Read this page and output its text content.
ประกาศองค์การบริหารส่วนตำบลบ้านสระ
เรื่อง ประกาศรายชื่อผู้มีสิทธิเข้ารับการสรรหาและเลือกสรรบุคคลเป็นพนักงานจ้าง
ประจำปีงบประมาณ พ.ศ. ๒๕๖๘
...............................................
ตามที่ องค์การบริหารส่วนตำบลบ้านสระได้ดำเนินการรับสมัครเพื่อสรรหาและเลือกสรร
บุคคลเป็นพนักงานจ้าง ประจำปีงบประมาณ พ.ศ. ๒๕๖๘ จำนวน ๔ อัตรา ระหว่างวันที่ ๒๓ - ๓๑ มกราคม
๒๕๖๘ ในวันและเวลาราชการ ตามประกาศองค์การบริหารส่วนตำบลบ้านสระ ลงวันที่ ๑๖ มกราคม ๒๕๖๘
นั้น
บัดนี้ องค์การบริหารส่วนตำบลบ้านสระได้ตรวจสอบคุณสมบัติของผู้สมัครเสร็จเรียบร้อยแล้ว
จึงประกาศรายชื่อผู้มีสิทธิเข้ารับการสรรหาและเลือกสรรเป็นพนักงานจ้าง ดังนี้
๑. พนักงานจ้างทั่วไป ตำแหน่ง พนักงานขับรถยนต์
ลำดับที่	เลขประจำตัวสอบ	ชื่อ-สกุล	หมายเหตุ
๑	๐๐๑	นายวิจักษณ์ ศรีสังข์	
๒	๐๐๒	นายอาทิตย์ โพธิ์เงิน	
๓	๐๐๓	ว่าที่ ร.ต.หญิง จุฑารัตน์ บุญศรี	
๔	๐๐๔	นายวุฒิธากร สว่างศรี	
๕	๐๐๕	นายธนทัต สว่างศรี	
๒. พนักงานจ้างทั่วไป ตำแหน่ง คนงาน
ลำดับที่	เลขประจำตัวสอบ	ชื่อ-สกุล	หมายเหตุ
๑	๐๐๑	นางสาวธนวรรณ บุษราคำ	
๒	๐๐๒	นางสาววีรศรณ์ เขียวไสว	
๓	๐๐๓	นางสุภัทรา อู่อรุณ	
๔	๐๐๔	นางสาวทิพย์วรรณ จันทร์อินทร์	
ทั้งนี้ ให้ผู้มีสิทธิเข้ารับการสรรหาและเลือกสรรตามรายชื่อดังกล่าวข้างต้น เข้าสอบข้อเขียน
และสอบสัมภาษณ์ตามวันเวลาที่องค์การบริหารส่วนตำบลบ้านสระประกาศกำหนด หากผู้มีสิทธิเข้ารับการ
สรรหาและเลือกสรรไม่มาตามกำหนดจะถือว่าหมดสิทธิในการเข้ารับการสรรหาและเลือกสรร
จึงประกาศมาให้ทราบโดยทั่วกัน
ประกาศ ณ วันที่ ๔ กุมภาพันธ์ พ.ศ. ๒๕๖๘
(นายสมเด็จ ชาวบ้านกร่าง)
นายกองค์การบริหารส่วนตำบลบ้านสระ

Exercise aim >> Count the lines above that contain the word "ประจำป", and reply with only that number.

Task answer >> 2